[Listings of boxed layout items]
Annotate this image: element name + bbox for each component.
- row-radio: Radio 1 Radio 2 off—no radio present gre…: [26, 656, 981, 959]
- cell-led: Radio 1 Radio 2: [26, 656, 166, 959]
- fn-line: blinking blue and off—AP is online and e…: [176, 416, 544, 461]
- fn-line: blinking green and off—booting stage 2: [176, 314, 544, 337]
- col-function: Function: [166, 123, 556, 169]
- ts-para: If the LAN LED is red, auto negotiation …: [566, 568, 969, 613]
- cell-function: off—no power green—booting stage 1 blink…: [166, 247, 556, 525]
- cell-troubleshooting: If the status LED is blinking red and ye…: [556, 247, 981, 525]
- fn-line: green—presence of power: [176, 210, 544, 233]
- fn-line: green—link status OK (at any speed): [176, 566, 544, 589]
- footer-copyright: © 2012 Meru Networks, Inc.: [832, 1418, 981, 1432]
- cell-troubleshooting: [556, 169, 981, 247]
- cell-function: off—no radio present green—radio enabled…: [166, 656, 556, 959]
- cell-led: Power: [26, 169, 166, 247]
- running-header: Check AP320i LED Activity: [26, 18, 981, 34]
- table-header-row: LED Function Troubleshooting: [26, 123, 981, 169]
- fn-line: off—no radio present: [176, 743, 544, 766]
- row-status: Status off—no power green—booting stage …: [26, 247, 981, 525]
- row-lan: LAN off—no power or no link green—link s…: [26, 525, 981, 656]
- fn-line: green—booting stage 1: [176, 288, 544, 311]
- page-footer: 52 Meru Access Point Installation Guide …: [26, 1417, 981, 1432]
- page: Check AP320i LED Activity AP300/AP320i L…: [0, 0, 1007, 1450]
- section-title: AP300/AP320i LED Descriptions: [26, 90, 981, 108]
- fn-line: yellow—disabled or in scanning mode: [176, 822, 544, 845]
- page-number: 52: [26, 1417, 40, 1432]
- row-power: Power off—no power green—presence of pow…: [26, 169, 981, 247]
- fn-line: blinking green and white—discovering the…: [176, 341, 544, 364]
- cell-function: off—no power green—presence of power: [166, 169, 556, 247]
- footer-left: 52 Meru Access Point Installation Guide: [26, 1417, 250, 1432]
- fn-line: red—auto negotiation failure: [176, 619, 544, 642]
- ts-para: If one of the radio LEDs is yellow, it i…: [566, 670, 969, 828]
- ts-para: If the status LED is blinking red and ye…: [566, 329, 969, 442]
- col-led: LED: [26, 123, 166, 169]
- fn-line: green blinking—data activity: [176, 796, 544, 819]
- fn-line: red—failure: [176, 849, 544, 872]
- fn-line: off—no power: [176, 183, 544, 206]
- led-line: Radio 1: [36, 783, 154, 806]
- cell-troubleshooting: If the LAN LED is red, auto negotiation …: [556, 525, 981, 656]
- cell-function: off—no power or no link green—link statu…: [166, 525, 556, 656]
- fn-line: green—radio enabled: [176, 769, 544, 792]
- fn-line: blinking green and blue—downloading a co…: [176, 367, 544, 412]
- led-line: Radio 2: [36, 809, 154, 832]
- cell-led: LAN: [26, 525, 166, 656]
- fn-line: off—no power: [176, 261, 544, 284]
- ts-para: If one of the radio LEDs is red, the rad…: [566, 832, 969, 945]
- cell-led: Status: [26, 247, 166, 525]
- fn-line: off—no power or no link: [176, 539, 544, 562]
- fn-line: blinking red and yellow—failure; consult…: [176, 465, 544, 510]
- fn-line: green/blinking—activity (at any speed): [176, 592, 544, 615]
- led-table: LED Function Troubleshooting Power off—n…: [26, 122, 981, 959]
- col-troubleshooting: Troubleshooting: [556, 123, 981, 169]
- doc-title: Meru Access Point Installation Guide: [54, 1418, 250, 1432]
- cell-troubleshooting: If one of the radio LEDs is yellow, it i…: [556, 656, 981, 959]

> Aim
Can you reproduce all of the data above verbatim, line for line, with nothing changed?

> Correct result
Annotate this image: element name + bbox for each component.
- row-radio: Radio 1 Radio 2 off—no radio present gre…: [26, 656, 981, 959]
- cell-led: Radio 1 Radio 2: [26, 656, 166, 959]
- fn-line: blinking blue and off—AP is online and e…: [176, 416, 544, 461]
- fn-line: blinking green and off—booting stage 2: [176, 314, 544, 337]
- col-function: Function: [166, 123, 556, 169]
- ts-para: If the LAN LED is red, auto negotiation …: [566, 568, 969, 613]
- cell-function: off—no power green—booting stage 1 blink…: [166, 247, 556, 525]
- cell-troubleshooting: If the status LED is blinking red and ye…: [556, 247, 981, 525]
- fn-line: green—presence of power: [176, 210, 544, 233]
- fn-line: green—link status OK (at any speed): [176, 566, 544, 589]
- footer-copyright: © 2012 Meru Networks, Inc.: [832, 1418, 981, 1432]
- cell-troubleshooting: [556, 169, 981, 247]
- cell-function: off—no radio present green—radio enabled…: [166, 656, 556, 959]
- cell-led: Power: [26, 169, 166, 247]
- running-header: Check AP320i LED Activity: [26, 18, 981, 34]
- table-header-row: LED Function Troubleshooting: [26, 123, 981, 169]
- fn-line: off—no radio present: [176, 743, 544, 766]
- row-status: Status off—no power green—booting stage …: [26, 247, 981, 525]
- row-lan: LAN off—no power or no link green—link s…: [26, 525, 981, 656]
- fn-line: green—booting stage 1: [176, 288, 544, 311]
- page-footer: 52 Meru Access Point Installation Guide …: [26, 1417, 981, 1432]
- page: Check AP320i LED Activity AP300/AP320i L…: [0, 0, 1007, 1450]
- section-title: AP300/AP320i LED Descriptions: [26, 90, 981, 108]
- fn-line: yellow—disabled or in scanning mode: [176, 822, 544, 845]
- page-number: 52: [26, 1417, 40, 1432]
- row-power: Power off—no power green—presence of pow…: [26, 169, 981, 247]
- fn-line: blinking green and white—discovering the…: [176, 341, 544, 364]
- cell-function: off—no power green—presence of power: [166, 169, 556, 247]
- footer-left: 52 Meru Access Point Installation Guide: [26, 1417, 250, 1432]
- fn-line: red—auto negotiation failure: [176, 619, 544, 642]
- ts-para: If one of the radio LEDs is yellow, it i…: [566, 670, 969, 828]
- ts-para: If the status LED is blinking red and ye…: [566, 329, 969, 442]
- col-led: LED: [26, 123, 166, 169]
- fn-line: green blinking—data activity: [176, 796, 544, 819]
- fn-line: red—failure: [176, 849, 544, 872]
- fn-line: off—no power: [176, 183, 544, 206]
- led-line: Radio 1: [36, 783, 154, 806]
- cell-troubleshooting: If the LAN LED is red, auto negotiation …: [556, 525, 981, 656]
- cell-function: off—no power or no link green—link statu…: [166, 525, 556, 656]
- fn-line: green—radio enabled: [176, 769, 544, 792]
- fn-line: blinking green and blue—downloading a co…: [176, 367, 544, 412]
- led-line: Radio 2: [36, 809, 154, 832]
- cell-led: LAN: [26, 525, 166, 656]
- fn-line: off—no power: [176, 261, 544, 284]
- ts-para: If one of the radio LEDs is red, the rad…: [566, 832, 969, 945]
- cell-led: Status: [26, 247, 166, 525]
- fn-line: off—no power or no link: [176, 539, 544, 562]
- fn-line: blinking red and yellow—failure; consult…: [176, 465, 544, 510]
- fn-line: green/blinking—activity (at any speed): [176, 592, 544, 615]
- led-table: LED Function Troubleshooting Power off—n…: [26, 122, 981, 959]
- col-troubleshooting: Troubleshooting: [556, 123, 981, 169]
- doc-title: Meru Access Point Installation Guide: [54, 1418, 250, 1432]
- cell-troubleshooting: If one of the radio LEDs is yellow, it i…: [556, 656, 981, 959]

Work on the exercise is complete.